▸ WHAT YOU WILL DO
Any pictures in the records below should be skipped; write out everything else exactly.

▸ DATA
********************

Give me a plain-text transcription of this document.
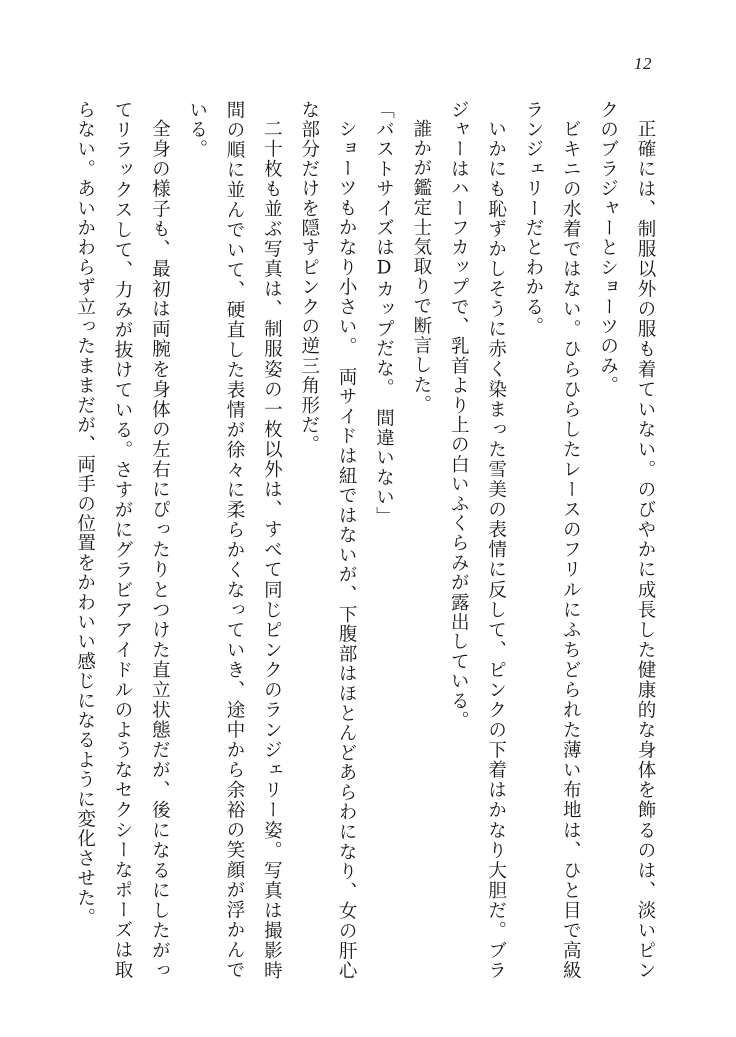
12

正確には、制服以外の服も着ていない。のびやかに成長した健康的な身体を飾るのは、淡いピンクのブラジャーとショーツのみ。

ビキニの水着ではない。ひらひらしたレースのフリルにふちどられた薄い布地は、ひと目で高級ランジェリーだとわかる。

いかにも恥ずかしそうに赤く染まった雪美の表情に反して、ピンクの下着はかなり大胆だ。ブラジャーはハーフカップで、乳首より上の白いふくらみが露出している。

誰かが鑑定士気取りで断言した。

「バストサイズはDカップだな。　間違いない」

ショーツもかなり小さい。　両サイドは紐ではないが、下腹部はほとんどあらわになり、女の肝心な部分だけを隠すピンクの逆三角形だ。

二十枚も並ぶ写真は、制服姿の一枚以外は、すべて同じピンクのランジェリー姿。写真は撮影時間の順に並んでいて、硬直した表情が徐々に柔らかくなっていき、途中から余裕の笑顔が浮かんでいる。

全身の様子も、最初は両腕を身体の左右にぴったりとつけた直立状態だが、後になるにしたがってリラックスして、力みが抜けている。さすがにグラビアアイドルのようなセクシーなポーズは取らない。あいかわらず立ったままだが、両手の位置をかわいい感じになるように変化させた。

********************

▸ RESPONSE TO THIS EXERCISE
Give me a plain-text transcription of this document.
12

正確には、制服以外の服も着ていない。のびやかに成長した健康的な身体を飾るのは、淡いピンクのブラジャーとショーツのみ。

ビキニの水着ではない。ひらひらしたレースのフリルにふちどられた薄い布地は、ひと目で高級ランジェリーだとわかる。

いかにも恥ずかしそうに赤く染まった雪美の表情に反して、ピンクの下着はかなり大胆だ。ブラジャーはハーフカップで、乳首より上の白いふくらみが露出している。

誰かが鑑定士気取りで断言した。

「バストサイズはDカップだな。　間違いない」

ショーツもかなり小さい。　両サイドは紐ではないが、下腹部はほとんどあらわになり、女の肝心な部分だけを隠すピンクの逆三角形だ。

二十枚も並ぶ写真は、制服姿の一枚以外は、すべて同じピンクのランジェリー姿。写真は撮影時間の順に並んでいて、硬直した表情が徐々に柔らかくなっていき、途中から余裕の笑顔が浮かんでいる。

全身の様子も、最初は両腕を身体の左右にぴったりとつけた直立状態だが、後になるにしたがってリラックスして、力みが抜けている。さすがにグラビアアイドルのようなセクシーなポーズは取らない。あいかわらず立ったままだが、両手の位置をかわいい感じになるように変化させた。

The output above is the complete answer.